• [Figure content listings]
>> begin

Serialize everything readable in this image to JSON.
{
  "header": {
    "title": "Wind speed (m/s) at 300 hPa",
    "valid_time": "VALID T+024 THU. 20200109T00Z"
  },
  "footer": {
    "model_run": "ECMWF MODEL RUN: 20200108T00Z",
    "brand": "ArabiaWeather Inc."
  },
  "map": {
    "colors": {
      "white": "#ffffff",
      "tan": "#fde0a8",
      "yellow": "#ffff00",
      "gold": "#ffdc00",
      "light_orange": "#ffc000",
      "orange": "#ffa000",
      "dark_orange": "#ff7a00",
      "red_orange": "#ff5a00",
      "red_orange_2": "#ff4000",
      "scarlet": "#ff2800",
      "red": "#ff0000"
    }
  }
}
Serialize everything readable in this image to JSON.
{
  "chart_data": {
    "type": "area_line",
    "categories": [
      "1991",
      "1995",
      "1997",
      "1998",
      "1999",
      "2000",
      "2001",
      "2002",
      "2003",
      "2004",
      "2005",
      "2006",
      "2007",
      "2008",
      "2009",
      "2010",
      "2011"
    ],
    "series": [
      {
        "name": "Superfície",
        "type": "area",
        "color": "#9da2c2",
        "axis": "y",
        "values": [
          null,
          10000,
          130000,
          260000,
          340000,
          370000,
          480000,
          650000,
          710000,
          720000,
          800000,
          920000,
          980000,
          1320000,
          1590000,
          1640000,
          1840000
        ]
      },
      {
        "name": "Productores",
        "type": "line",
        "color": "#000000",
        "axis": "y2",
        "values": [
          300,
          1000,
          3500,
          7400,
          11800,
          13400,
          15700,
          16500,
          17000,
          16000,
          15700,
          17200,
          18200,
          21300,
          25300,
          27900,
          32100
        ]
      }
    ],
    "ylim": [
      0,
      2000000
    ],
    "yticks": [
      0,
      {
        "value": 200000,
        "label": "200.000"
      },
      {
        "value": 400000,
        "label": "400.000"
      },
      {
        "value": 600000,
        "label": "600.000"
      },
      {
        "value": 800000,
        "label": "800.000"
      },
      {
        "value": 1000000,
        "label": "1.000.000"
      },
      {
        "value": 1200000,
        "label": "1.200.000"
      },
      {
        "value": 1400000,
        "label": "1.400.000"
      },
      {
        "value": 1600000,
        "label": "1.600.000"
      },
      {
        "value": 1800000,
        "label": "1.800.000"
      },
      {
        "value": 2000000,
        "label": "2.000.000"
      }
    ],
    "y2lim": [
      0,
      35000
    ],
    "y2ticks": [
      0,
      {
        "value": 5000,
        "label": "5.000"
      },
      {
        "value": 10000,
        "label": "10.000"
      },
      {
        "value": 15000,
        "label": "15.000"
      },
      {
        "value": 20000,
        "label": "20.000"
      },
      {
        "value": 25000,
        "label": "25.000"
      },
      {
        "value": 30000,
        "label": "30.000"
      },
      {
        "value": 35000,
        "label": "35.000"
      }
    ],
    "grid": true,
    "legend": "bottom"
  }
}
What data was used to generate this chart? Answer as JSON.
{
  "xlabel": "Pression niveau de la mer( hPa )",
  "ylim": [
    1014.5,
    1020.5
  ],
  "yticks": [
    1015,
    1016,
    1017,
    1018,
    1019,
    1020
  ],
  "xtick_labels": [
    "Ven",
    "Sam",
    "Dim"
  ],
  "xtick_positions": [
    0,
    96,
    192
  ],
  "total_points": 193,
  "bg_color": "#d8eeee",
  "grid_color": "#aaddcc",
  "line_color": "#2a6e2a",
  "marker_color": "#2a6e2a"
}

>> end

• [WORK TO COMPLETE] Reproduce all of the records exactly.

• [RESPONSE TO THIS TASK]
Serialize everything readable in this image to JSON.
{
  "header": {
    "title": "Wind speed (m/s) at 300 hPa",
    "valid_time": "VALID T+024 THU. 20200109T00Z"
  },
  "footer": {
    "model_run": "ECMWF MODEL RUN: 20200108T00Z",
    "brand": "ArabiaWeather Inc."
  },
  "map": {
    "colors": {
      "white": "#ffffff",
      "tan": "#fde0a8",
      "yellow": "#ffff00",
      "gold": "#ffdc00",
      "light_orange": "#ffc000",
      "orange": "#ffa000",
      "dark_orange": "#ff7a00",
      "red_orange": "#ff5a00",
      "red_orange_2": "#ff4000",
      "scarlet": "#ff2800",
      "red": "#ff0000"
    }
  }
}
Serialize everything readable in this image to JSON.
{
  "chart_data": {
    "type": "area_line",
    "categories": [
      "1991",
      "1995",
      "1997",
      "1998",
      "1999",
      "2000",
      "2001",
      "2002",
      "2003",
      "2004",
      "2005",
      "2006",
      "2007",
      "2008",
      "2009",
      "2010",
      "2011"
    ],
    "series": [
      {
        "name": "Superfície",
        "type": "area",
        "color": "#9da2c2",
        "axis": "y",
        "values": [
          null,
          10000,
          130000,
          260000,
          340000,
          370000,
          480000,
          650000,
          710000,
          720000,
          800000,
          920000,
          980000,
          1320000,
          1590000,
          1640000,
          1840000
        ]
      },
      {
        "name": "Productores",
        "type": "line",
        "color": "#000000",
        "axis": "y2",
        "values": [
          300,
          1000,
          3500,
          7400,
          11800,
          13400,
          15700,
          16500,
          17000,
          16000,
          15700,
          17200,
          18200,
          21300,
          25300,
          27900,
          32100
        ]
      }
    ],
    "ylim": [
      0,
      2000000
    ],
    "yticks": [
      0,
      {
        "value": 200000,
        "label": "200.000"
      },
      {
        "value": 400000,
        "label": "400.000"
      },
      {
        "value": 600000,
        "label": "600.000"
      },
      {
        "value": 800000,
        "label": "800.000"
      },
      {
        "value": 1000000,
        "label": "1.000.000"
      },
      {
        "value": 1200000,
        "label": "1.200.000"
      },
      {
        "value": 1400000,
        "label": "1.400.000"
      },
      {
        "value": 1600000,
        "label": "1.600.000"
      },
      {
        "value": 1800000,
        "label": "1.800.000"
      },
      {
        "value": 2000000,
        "label": "2.000.000"
      }
    ],
    "y2lim": [
      0,
      35000
    ],
    "y2ticks": [
      0,
      {
        "value": 5000,
        "label": "5.000"
      },
      {
        "value": 10000,
        "label": "10.000"
      },
      {
        "value": 15000,
        "label": "15.000"
      },
      {
        "value": 20000,
        "label": "20.000"
      },
      {
        "value": 25000,
        "label": "25.000"
      },
      {
        "value": 30000,
        "label": "30.000"
      },
      {
        "value": 35000,
        "label": "35.000"
      }
    ],
    "grid": true,
    "legend": "bottom"
  }
}
What data was used to generate this chart? Answer as JSON.
{
  "xlabel": "Pression niveau de la mer( hPa )",
  "ylim": [
    1014.5,
    1020.5
  ],
  "yticks": [
    1015,
    1016,
    1017,
    1018,
    1019,
    1020
  ],
  "xtick_labels": [
    "Ven",
    "Sam",
    "Dim"
  ],
  "xtick_positions": [
    0,
    96,
    192
  ],
  "total_points": 193,
  "bg_color": "#d8eeee",
  "grid_color": "#aaddcc",
  "line_color": "#2a6e2a",
  "marker_color": "#2a6e2a"
}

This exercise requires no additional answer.